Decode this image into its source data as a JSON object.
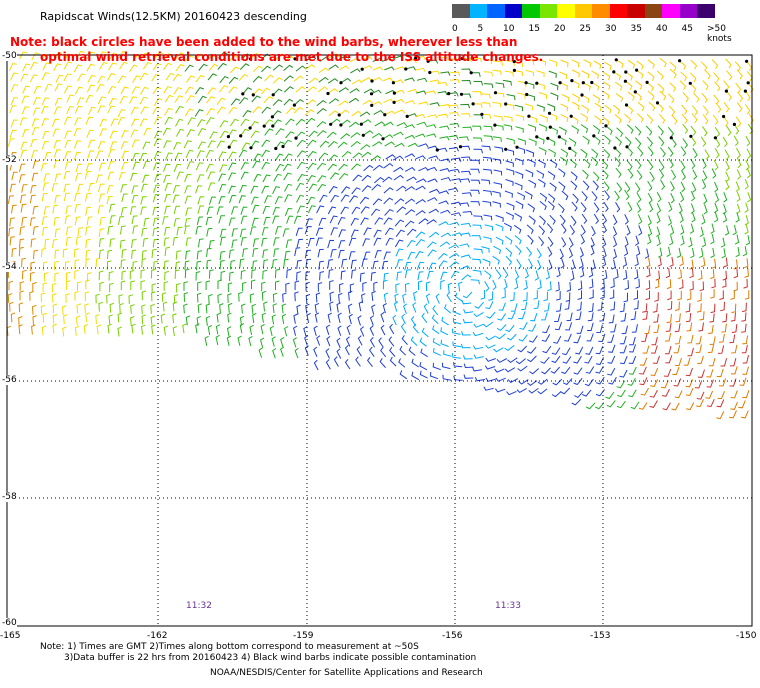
{
  "title": "Rapidscat Winds(12.5KM) 20160423 descending",
  "note": {
    "line1": "Note: black circles have been added to the wind barbs, wherever less than",
    "line2": "optimal wind retrieval conditions are met due to the ISS altitude changes."
  },
  "colorbar": {
    "labels": [
      "0",
      "5",
      "10",
      "15",
      "20",
      "25",
      "30",
      "35",
      "40",
      "45",
      ">50 knots"
    ],
    "colors": [
      "#5a5a5a",
      "#00b4ff",
      "#0064ff",
      "#0000c8",
      "#00c800",
      "#78e600",
      "#ffff00",
      "#ffc800",
      "#ff8c00",
      "#ff0000",
      "#c80000",
      "#8b4513",
      "#ff00ff",
      "#9600c8",
      "#3c006e"
    ]
  },
  "map": {
    "lat_ticks": [
      "-50",
      "-52",
      "-54",
      "-56",
      "-58",
      "-60"
    ],
    "lon_ticks": [
      "-165",
      "-162",
      "-159",
      "-156",
      "-153",
      "-150"
    ],
    "lat_range": [
      -60,
      -50
    ],
    "lon_range": [
      -165,
      -150
    ],
    "times": [
      "11:32",
      "11:33"
    ]
  },
  "footer": {
    "line1": "Note: 1) Times are GMT 2)Times along bottom correspond to measurement at ~50S",
    "line2": "3)Data buffer is 22 hrs from 20160423 4) Black wind barbs indicate possible contamination",
    "line3": "NOAA/NESDIS/Center for Satellite Applications and Research"
  }
}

******

● Written problem: Repeat the material above in full and exactly, apart from the pictures.

● The answer:
Decode this image into its source data as a JSON object.
{
  "title": "Rapidscat Winds(12.5KM) 20160423 descending",
  "note": {
    "line1": "Note: black circles have been added to the wind barbs, wherever less than",
    "line2": "optimal wind retrieval conditions are met due to the ISS altitude changes."
  },
  "colorbar": {
    "labels": [
      "0",
      "5",
      "10",
      "15",
      "20",
      "25",
      "30",
      "35",
      "40",
      "45",
      ">50 knots"
    ],
    "colors": [
      "#5a5a5a",
      "#00b4ff",
      "#0064ff",
      "#0000c8",
      "#00c800",
      "#78e600",
      "#ffff00",
      "#ffc800",
      "#ff8c00",
      "#ff0000",
      "#c80000",
      "#8b4513",
      "#ff00ff",
      "#9600c8",
      "#3c006e"
    ]
  },
  "map": {
    "lat_ticks": [
      "-50",
      "-52",
      "-54",
      "-56",
      "-58",
      "-60"
    ],
    "lon_ticks": [
      "-165",
      "-162",
      "-159",
      "-156",
      "-153",
      "-150"
    ],
    "lat_range": [
      -60,
      -50
    ],
    "lon_range": [
      -165,
      -150
    ],
    "times": [
      "11:32",
      "11:33"
    ]
  },
  "footer": {
    "line1": "Note: 1) Times are GMT 2)Times along bottom correspond to measurement at ~50S",
    "line2": "3)Data buffer is 22 hrs from 20160423 4) Black wind barbs indicate possible contamination",
    "line3": "NOAA/NESDIS/Center for Satellite Applications and Research"
  }
}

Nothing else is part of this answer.